■ Information shown ■
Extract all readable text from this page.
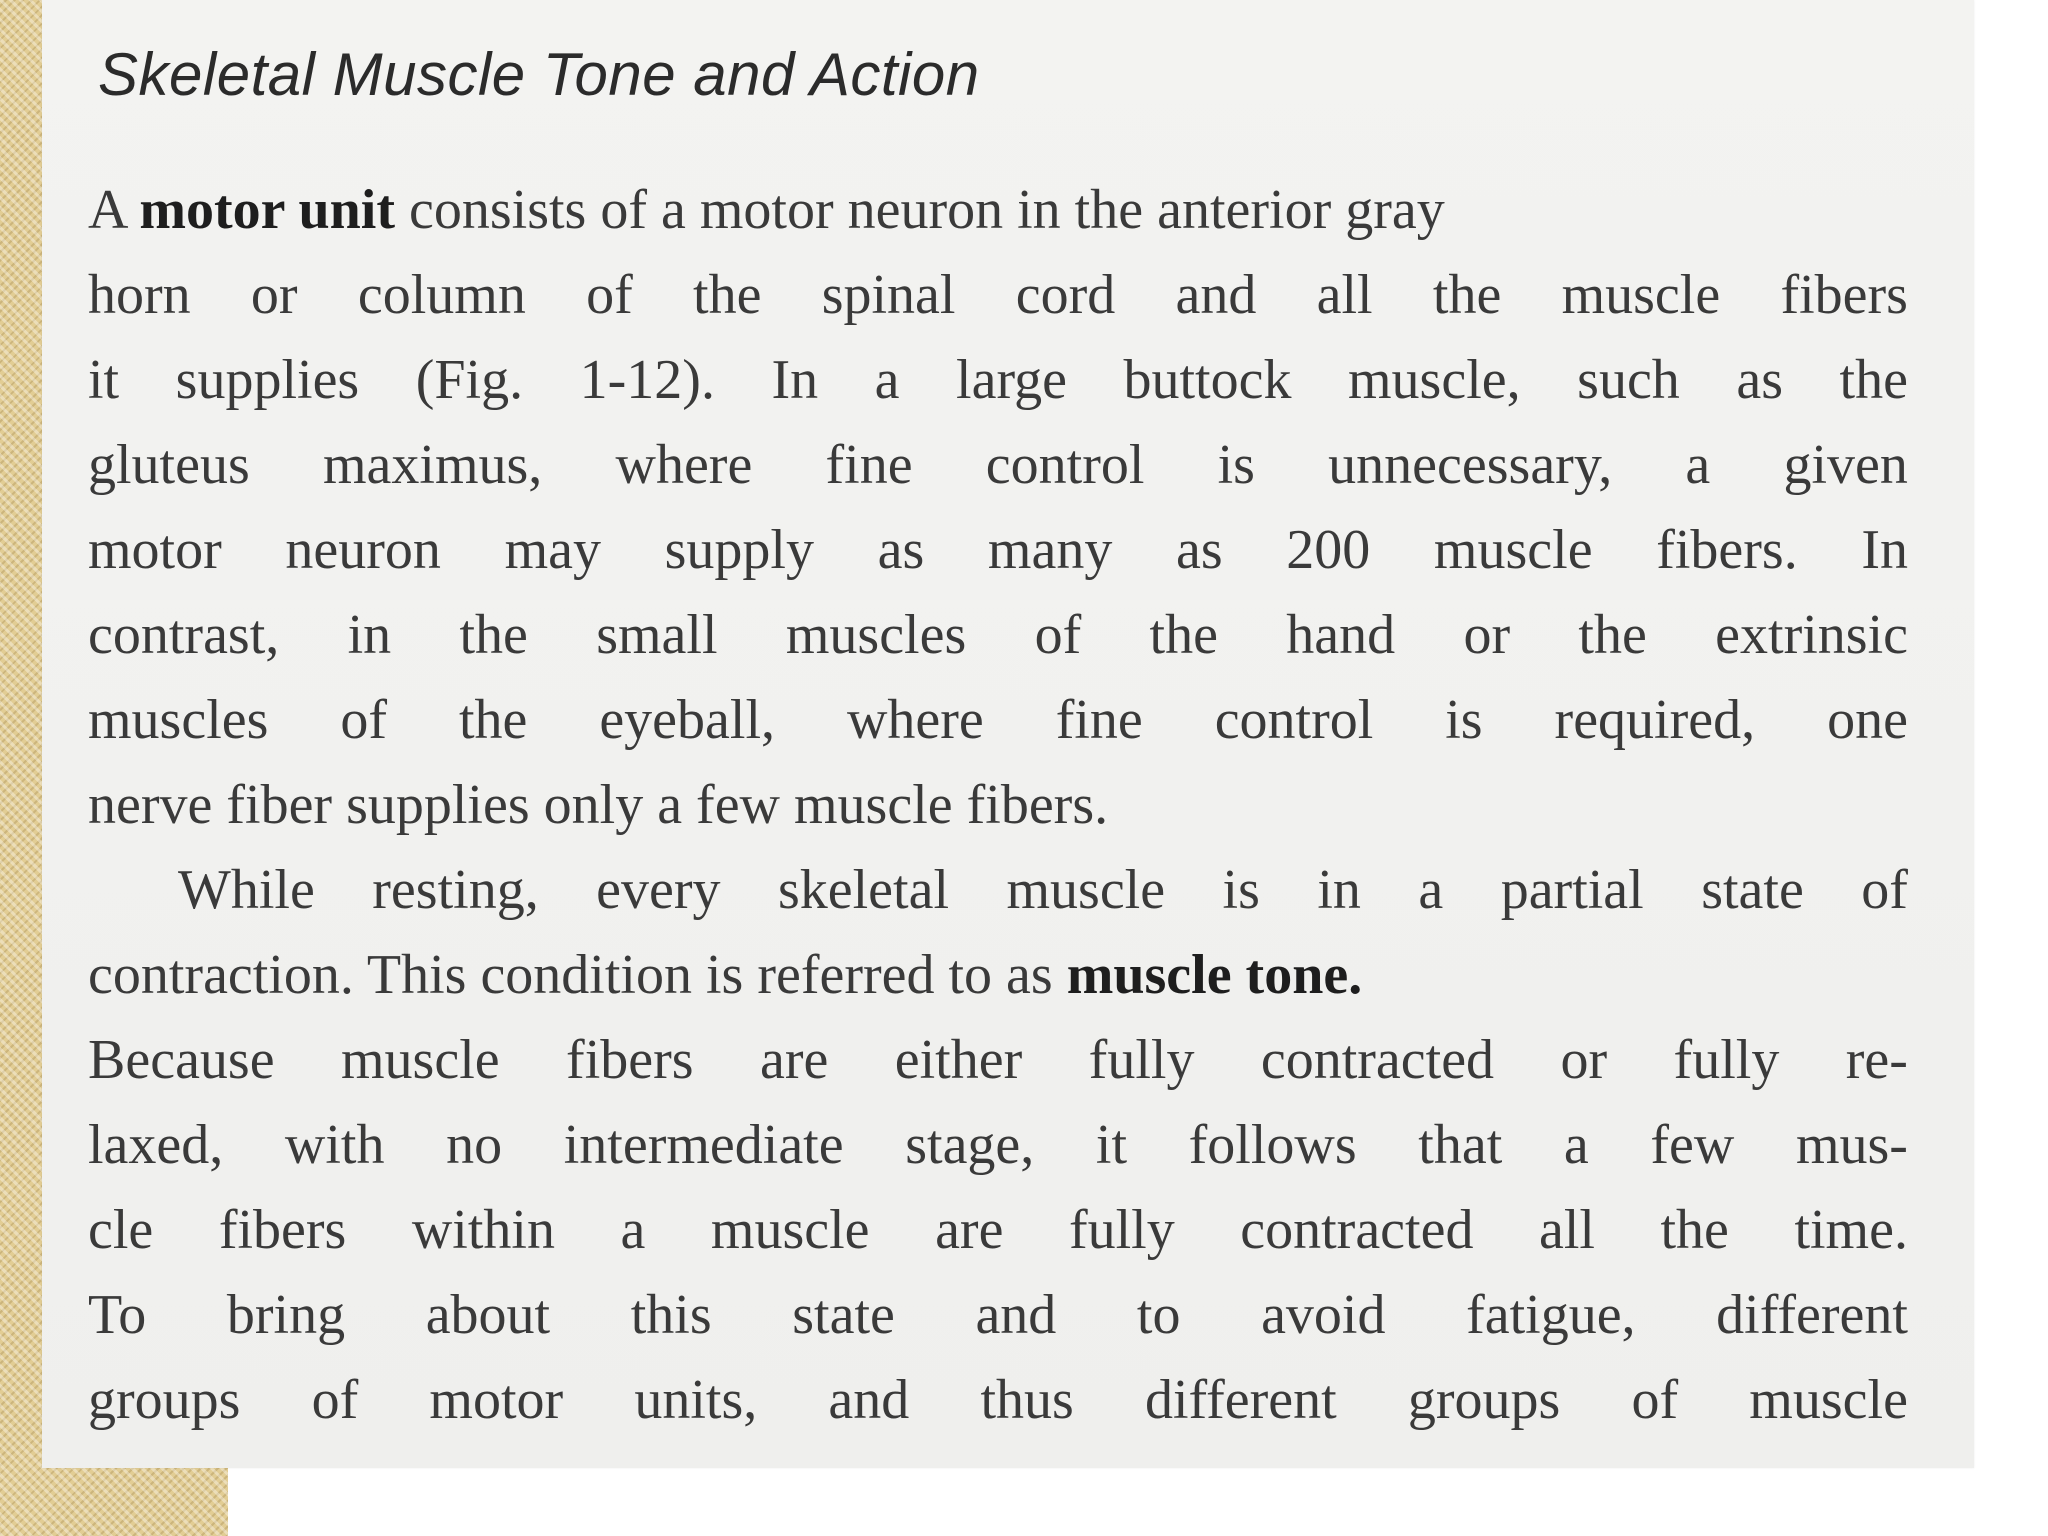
Skeletal Muscle Tone and Action
A motor unit consists of a motor neuron in the anterior gray
horn or column of the spinal cord and all the muscle fibers
it supplies (Fig. 1-12). In a large buttock muscle, such as the
gluteus maximus, where fine control is unnecessary, a given
motor neuron may supply as many as 200 muscle fibers. In
contrast, in the small muscles of the hand or the extrinsic
muscles of the eyeball, where fine control is required, one
nerve fiber supplies only a few muscle fibers.
While resting, every skeletal muscle is in a partial state of
contraction. This condition is referred to as muscle tone.
Because muscle fibers are either fully contracted or fully re-
laxed, with no intermediate stage, it follows that a few mus-
cle fibers within a muscle are fully contracted all the time.
To bring about this state and to avoid fatigue, different
groups of motor units, and thus different groups of muscle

■ Exercise description ■
Please repeat the entries exactly. Do not include the pictures.

■ Solution ■
Extract all readable text from this page.
Skeletal Muscle Tone and Action
A motor unit consists of a motor neuron in the anterior gray
horn or column of the spinal cord and all the muscle fibers
it supplies (Fig. 1-12). In a large buttock muscle, such as the
gluteus maximus, where fine control is unnecessary, a given
motor neuron may supply as many as 200 muscle fibers. In
contrast, in the small muscles of the hand or the extrinsic
muscles of the eyeball, where fine control is required, one
nerve fiber supplies only a few muscle fibers.
While resting, every skeletal muscle is in a partial state of
contraction. This condition is referred to as muscle tone.
Because muscle fibers are either fully contracted or fully re-
laxed, with no intermediate stage, it follows that a few mus-
cle fibers within a muscle are fully contracted all the time.
To bring about this state and to avoid fatigue, different
groups of motor units, and thus different groups of muscle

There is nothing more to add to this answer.